What to produce → Locate the word "will" in the material, then show every line that holds it.
The records start
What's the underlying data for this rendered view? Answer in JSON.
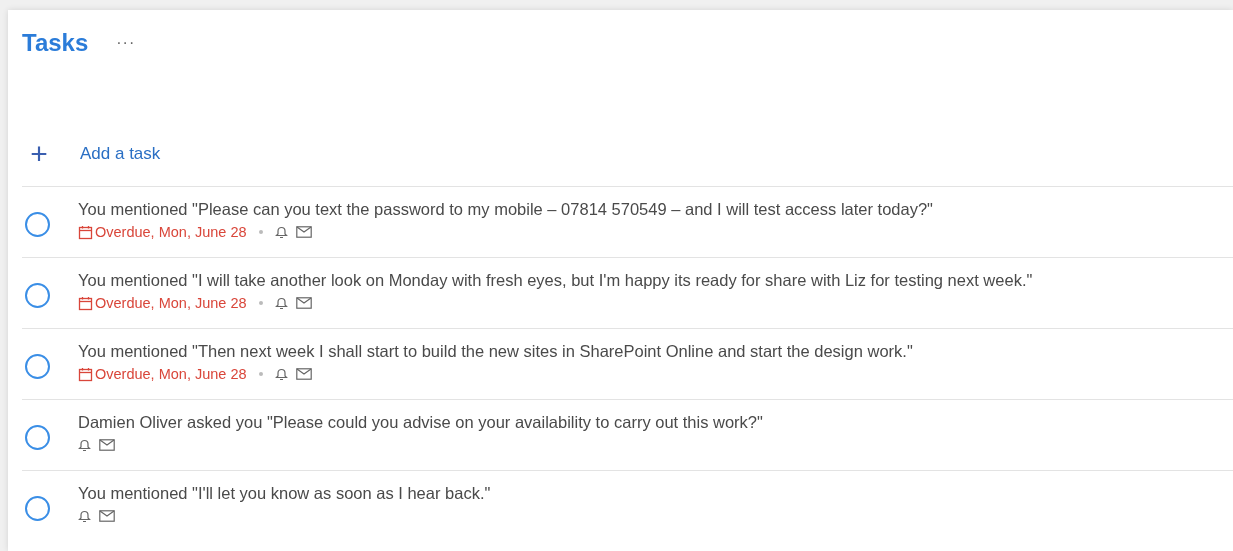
{
  "header": {
    "title": "Tasks",
    "more": "···"
  },
  "add_task": {
    "icon": "+",
    "label": "Add a task"
  },
  "tasks": [
    {
      "text": "You mentioned \"Please can you text the password to my mobile – 07814 570549 – and I will test access later today?\"",
      "checked": false,
      "due": "Overdue, Mon, June 28",
      "overdue": true
    },
    {
      "text": "You mentioned \"I will take another look on Monday with fresh eyes, but I'm happy its ready for share with Liz for testing next week.\"",
      "checked": false,
      "due": "Overdue, Mon, June 28",
      "overdue": true
    },
    {
      "text": "You mentioned \"Then next week I shall start to build the new sites in SharePoint Online and start the design work.\"",
      "checked": false,
      "due": "Overdue, Mon, June 28",
      "overdue": true
    },
    {
      "text": "Damien Oliver asked you \"Please could you advise on your availability to carry out this work?\"",
      "checked": false
    },
    {
      "text": "You mentioned \"I'll let you know as soon as I hear back.\"",
      "checked": false
    }
  ]
}
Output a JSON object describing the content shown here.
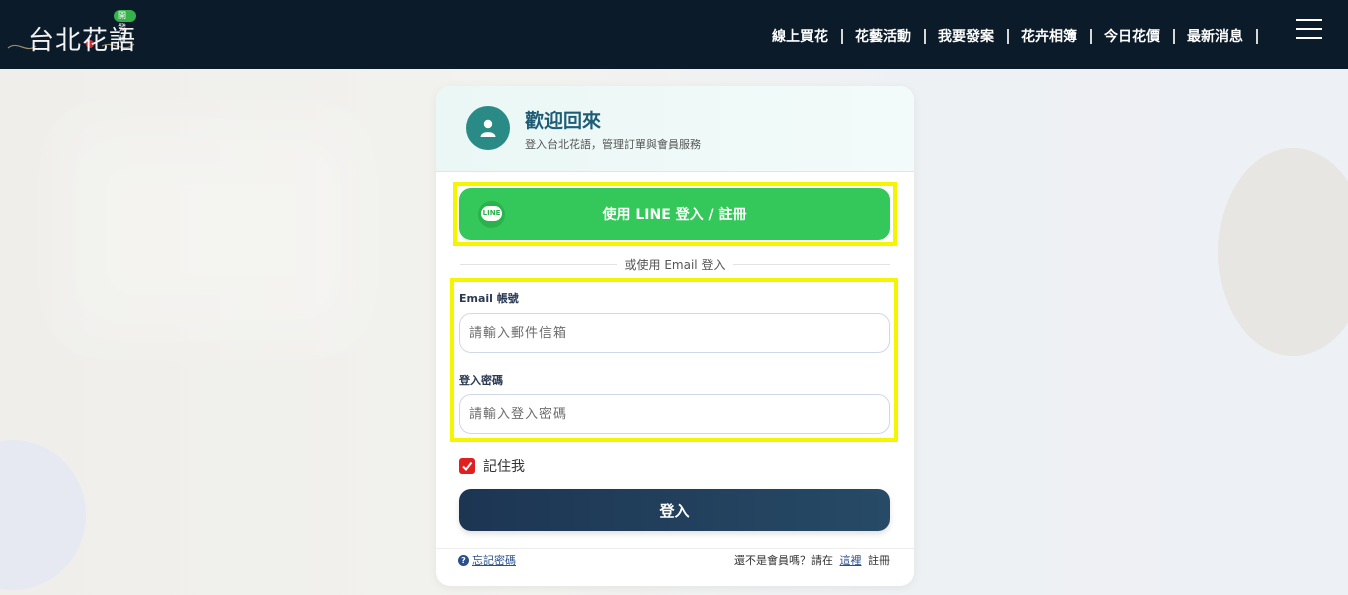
{
  "header": {
    "logo_text": "台北花語",
    "dev_badge": "開發版",
    "nav": [
      "線上買花",
      "花藝活動",
      "我要發案",
      "花卉相簿",
      "今日花價",
      "最新消息"
    ]
  },
  "card": {
    "title": "歡迎回來",
    "subtitle": "登入台北花語，管理訂單與會員服務",
    "line_icon_text": "LINE",
    "line_button": "使用 LINE 登入 / 註冊",
    "divider": "或使用 Email 登入",
    "email_label": "Email 帳號",
    "email_placeholder": "請輸入郵件信箱",
    "password_label": "登入密碼",
    "password_placeholder": "請輸入登入密碼",
    "remember_label": "記住我",
    "remember_checked": true,
    "login_button": "登入",
    "forgot": "忘記密碼",
    "register_prefix": "還不是會員嗎？請在",
    "register_link": "這裡",
    "register_suffix": "註冊"
  },
  "colors": {
    "topbar": "#0b1b2a",
    "line_green": "#34c759",
    "login_navy": "#1c3552",
    "highlight": "#f5f500",
    "accent_teal": "#2a8a85"
  }
}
The records end
Answer to this problem →
      "text": "You mentioned \"Please can you text the password to my mobile – 07814 570549 – and I will test access later today?\"",
      "text": "You mentioned \"I will take another look on Monday with fresh eyes, but I'm happy its ready for share with Liz for testing next week.\"",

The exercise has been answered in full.